(Entries taken from a collection)
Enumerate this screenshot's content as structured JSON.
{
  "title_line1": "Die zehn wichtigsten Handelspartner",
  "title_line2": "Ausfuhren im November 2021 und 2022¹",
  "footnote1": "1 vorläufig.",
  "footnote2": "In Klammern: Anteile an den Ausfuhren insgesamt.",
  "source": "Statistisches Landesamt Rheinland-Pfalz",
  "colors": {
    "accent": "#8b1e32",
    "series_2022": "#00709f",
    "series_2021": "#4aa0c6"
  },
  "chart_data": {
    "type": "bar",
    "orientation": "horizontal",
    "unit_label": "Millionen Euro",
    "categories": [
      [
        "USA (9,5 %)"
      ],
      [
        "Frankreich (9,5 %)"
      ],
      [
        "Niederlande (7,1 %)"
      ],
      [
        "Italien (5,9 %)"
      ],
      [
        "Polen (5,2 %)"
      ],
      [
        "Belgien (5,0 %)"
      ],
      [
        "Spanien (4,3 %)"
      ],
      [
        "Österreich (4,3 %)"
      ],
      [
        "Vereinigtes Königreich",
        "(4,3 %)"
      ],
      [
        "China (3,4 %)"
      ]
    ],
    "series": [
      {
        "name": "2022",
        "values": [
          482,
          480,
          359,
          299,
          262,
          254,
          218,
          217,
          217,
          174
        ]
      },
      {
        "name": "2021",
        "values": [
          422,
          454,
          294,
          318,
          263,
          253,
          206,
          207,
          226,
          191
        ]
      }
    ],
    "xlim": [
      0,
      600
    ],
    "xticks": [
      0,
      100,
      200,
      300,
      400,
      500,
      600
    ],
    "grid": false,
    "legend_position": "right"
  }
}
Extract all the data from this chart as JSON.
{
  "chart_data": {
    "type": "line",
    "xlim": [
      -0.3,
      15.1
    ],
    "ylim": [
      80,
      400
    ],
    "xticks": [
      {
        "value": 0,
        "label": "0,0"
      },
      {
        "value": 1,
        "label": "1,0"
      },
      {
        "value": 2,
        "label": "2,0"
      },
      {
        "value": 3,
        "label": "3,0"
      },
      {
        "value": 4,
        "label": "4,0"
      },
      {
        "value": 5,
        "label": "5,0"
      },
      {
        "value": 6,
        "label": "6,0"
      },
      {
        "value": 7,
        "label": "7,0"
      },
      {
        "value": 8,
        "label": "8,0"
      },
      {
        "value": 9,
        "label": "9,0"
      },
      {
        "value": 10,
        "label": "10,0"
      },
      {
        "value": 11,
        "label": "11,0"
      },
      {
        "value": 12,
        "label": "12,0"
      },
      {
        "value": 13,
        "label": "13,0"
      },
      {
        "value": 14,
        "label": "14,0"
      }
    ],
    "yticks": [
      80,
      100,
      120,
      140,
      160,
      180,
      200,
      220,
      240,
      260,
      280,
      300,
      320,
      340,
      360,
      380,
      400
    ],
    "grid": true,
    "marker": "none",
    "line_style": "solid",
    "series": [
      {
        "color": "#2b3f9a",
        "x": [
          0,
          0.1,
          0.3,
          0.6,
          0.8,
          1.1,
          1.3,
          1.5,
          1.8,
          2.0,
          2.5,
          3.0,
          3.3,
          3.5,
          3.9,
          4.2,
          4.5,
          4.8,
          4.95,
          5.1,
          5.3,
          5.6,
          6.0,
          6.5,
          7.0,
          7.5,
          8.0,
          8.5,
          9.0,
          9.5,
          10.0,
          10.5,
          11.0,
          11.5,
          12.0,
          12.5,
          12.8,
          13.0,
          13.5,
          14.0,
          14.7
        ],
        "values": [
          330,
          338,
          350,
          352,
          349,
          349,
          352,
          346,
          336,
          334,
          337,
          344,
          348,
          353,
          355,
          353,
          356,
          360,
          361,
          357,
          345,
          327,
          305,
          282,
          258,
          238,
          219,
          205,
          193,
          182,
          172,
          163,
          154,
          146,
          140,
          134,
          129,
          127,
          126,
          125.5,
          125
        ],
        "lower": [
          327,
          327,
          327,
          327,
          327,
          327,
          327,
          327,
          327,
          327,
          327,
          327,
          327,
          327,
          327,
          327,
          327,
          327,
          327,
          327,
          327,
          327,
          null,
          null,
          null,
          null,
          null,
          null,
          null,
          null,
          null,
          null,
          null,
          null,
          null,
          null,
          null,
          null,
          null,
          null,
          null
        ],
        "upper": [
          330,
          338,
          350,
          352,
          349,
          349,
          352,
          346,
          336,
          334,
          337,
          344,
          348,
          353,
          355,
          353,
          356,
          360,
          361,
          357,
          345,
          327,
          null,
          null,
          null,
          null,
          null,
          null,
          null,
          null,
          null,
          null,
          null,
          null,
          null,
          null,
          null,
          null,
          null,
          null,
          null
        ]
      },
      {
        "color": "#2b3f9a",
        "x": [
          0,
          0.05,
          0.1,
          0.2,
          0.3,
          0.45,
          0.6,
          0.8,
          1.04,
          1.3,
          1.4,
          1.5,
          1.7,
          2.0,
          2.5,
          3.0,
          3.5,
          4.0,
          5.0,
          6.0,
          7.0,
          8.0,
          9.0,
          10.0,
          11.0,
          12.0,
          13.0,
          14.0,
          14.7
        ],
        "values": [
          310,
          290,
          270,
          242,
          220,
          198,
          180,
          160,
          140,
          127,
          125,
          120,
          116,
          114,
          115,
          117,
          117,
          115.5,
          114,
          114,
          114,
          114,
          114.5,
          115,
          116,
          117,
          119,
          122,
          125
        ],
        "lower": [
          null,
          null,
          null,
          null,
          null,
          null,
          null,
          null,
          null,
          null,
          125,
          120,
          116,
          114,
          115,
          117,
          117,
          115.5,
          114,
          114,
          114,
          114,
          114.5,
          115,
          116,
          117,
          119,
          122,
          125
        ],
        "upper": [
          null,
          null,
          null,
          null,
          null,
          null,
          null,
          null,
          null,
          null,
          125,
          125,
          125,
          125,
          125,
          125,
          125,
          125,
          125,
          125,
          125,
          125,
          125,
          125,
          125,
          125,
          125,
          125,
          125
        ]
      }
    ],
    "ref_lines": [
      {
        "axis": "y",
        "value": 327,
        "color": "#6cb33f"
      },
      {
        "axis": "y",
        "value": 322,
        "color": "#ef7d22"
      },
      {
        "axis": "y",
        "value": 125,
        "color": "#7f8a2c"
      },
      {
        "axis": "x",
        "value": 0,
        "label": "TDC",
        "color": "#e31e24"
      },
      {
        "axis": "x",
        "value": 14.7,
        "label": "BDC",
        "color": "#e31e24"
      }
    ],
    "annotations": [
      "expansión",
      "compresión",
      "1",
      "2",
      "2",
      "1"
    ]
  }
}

YOUR INSTRUCTIONS: Search the lines above for the string "this", then show every one that has it.

SOLUTION TO THE EXERCISE:
Enumerate this screenshot's content as structured JSON.
Extract all the data from this chart as JSON.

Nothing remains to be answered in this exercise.